## [Brief]
Of all the lines in the material, how many include the word "tomamos"? Reply with the number alone.
:: Records to process ::
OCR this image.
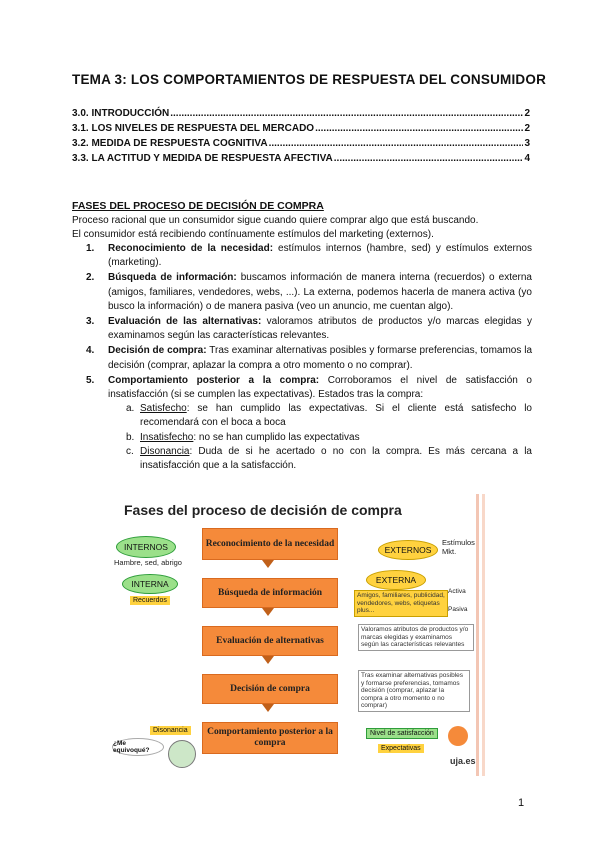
TEMA 3: LOS COMPORTAMIENTOS DE RESPUESTA DEL CONSUMIDOR
3.0. INTRODUCCIÓN .....	2
3.1. LOS NIVELES DE RESPUESTA DEL MERCADO .....	2
3.2. MEDIDA DE RESPUESTA COGNITIVA .....	3
3.3. LA ACTITUD Y MEDIDA DE RESPUESTA AFECTIVA .....	4
FASES DEL PROCESO DE DECISIÓN DE COMPRA
Proceso racional que un consumidor sigue cuando quiere comprar algo que está buscando.
El consumidor está recibiendo contínuamente estímulos del marketing (externos).
1. Reconocimiento de la necesidad: estímulos internos (hambre, sed) y estímulos externos (marketing).
2. Búsqueda de información: buscamos información de manera interna (recuerdos) o externa (amigos, familiares, vendedores, webs, ...). La externa, podemos hacerla de manera activa (yo busco la información) o de manera pasiva (veo un anuncio, me cuentan algo).
3. Evaluación de las alternativas: valoramos atributos de productos y/o marcas elegidas y examinamos según las características relevantes.
4. Decisión de compra: Tras examinar alternativas posibles y formarse preferencias, tomamos la decisión (comprar, aplazar la compra a otro momento o no comprar).
5. Comportamiento posterior a la compra: Corroboramos el nivel de satisfacción o insatisfacción (si se cumplen las expectativas). Estados tras la compra:
a. Satisfecho: se han cumplido las expectativas. Si el cliente está satisfecho lo recomendará con el boca a boca
b. Insatisfecho: no se han cumplido las expectativas
c. Disonancia: Duda de si he acertado o no con la compra. Es más cercana a la insatisfacción que a la satisfacción.
Fases del proceso de decisión de compra
Reconocimiento de la necesidad
Búsqueda de información
Evaluación de alternativas
Decisión de compra
Comportamiento posterior a la compra
INTERNOS
Hambre, sed, abrigo
INTERNA
Recuerdos
EXTERNOS
Estímulos Mkt.
EXTERNA
Amigos, familiares, publicidad, vendedores, webs, etiquetas plus...
Activa
Pasiva
Valoramos atributos de productos y/o marcas elegidas y examinamos según las características relevantes
Tras examinar alternativas posibles y formarse preferencias, tomamos decisión (comprar, aplazar la compra a otro momento o no comprar)
Disonancia
¿Me equivoqué?
Nivel de satisfacción
Expectativas
uja.es
1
:::
## [Finished exercise]
2